The entries below should be quoted exactly, with no pictures carried over.

-- start of Records to process --

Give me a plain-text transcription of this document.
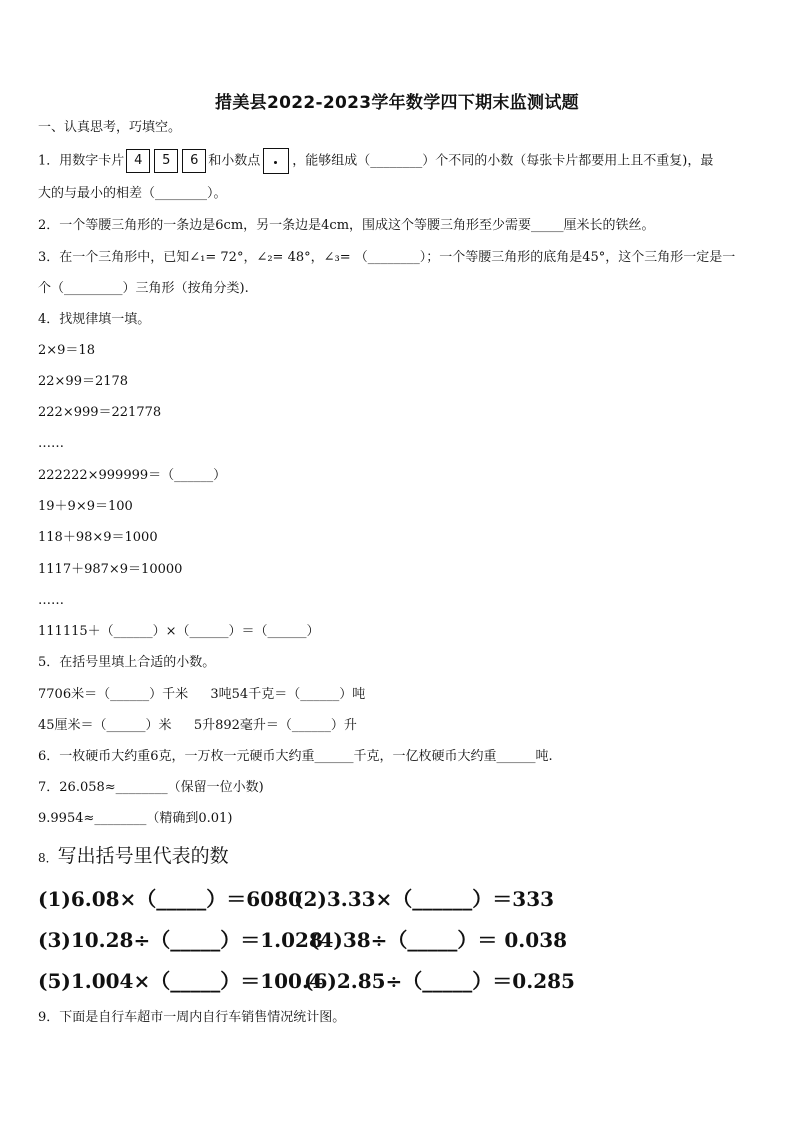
措美县2022-2023学年数学四下期末监测试题
一、认真思考，巧填空。
1．用数字卡片 4 5 6 和小数点 ，能够组成（________）个不同的小数（每张卡片都要用上且不重复)，最
大的与最小的相差（________）。
2．一个等腰三角形的一条边是6cm，另一条边是4cm，围成这个等腰三角形至少需要_____厘米长的铁丝。
3．在一个三角形中，已知∠₁= 72°，∠₂= 48°，∠₃= （________）；一个等腰三角形的底角是45°，这个三角形一定是一
个（_________）三角形（按角分类).
4．找规律填一填。
2×9＝18
22×99＝2178
222×999＝221778
……
222222×999999＝（______）
19＋9×9＝100
118＋98×9＝1000
1117＋987×9＝10000
……
111115＋（______）×（______）＝（______）
5．在括号里填上合适的小数。
7706米＝（______）千米 3吨54千克＝（______）吨
45厘米＝（______）米 5升892毫升＝（______）升
6．一枚硬币大约重6克，一万枚一元硬币大约重______千克，一亿枚硬币大约重______吨.
7．26.058≈________（保留一位小数)
9.9954≈________（精确到0.01)
8．写出括号里代表的数
(1)6.08×（_____）＝6080(2)3.33×（______）＝333
(3)10.28÷（_____）＝1.028(4)38÷（_____）＝ 0.038
(5)1.004×（_____）＝100.4(6)2.85÷（_____）＝0.285
9．下面是自行车超市一周内自行车销售情况统计图。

-- end of Records to process --

**Exercise answer:**
Give me a plain-text transcription of this document.
措美县2022-2023学年数学四下期末监测试题
一、认真思考，巧填空。
1．用数字卡片 4 5 6 和小数点 ，能够组成（________）个不同的小数（每张卡片都要用上且不重复)，最
大的与最小的相差（________）。
2．一个等腰三角形的一条边是6cm，另一条边是4cm，围成这个等腰三角形至少需要_____厘米长的铁丝。
3．在一个三角形中，已知∠₁= 72°，∠₂= 48°，∠₃= （________）；一个等腰三角形的底角是45°，这个三角形一定是一
个（_________）三角形（按角分类).
4．找规律填一填。
2×9＝18
22×99＝2178
222×999＝221778
……
222222×999999＝（______）
19＋9×9＝100
118＋98×9＝1000
1117＋987×9＝10000
……
111115＋（______）×（______）＝（______）
5．在括号里填上合适的小数。
7706米＝（______）千米 3吨54千克＝（______）吨
45厘米＝（______）米 5升892毫升＝（______）升
6．一枚硬币大约重6克，一万枚一元硬币大约重______千克，一亿枚硬币大约重______吨.
7．26.058≈________（保留一位小数)
9.9954≈________（精确到0.01)
8．写出括号里代表的数
(1)6.08×（_____）＝6080(2)3.33×（______）＝333
(3)10.28÷（_____）＝1.028(4)38÷（_____）＝ 0.038
(5)1.004×（_____）＝100.4(6)2.85÷（_____）＝0.285
9．下面是自行车超市一周内自行车销售情况统计图。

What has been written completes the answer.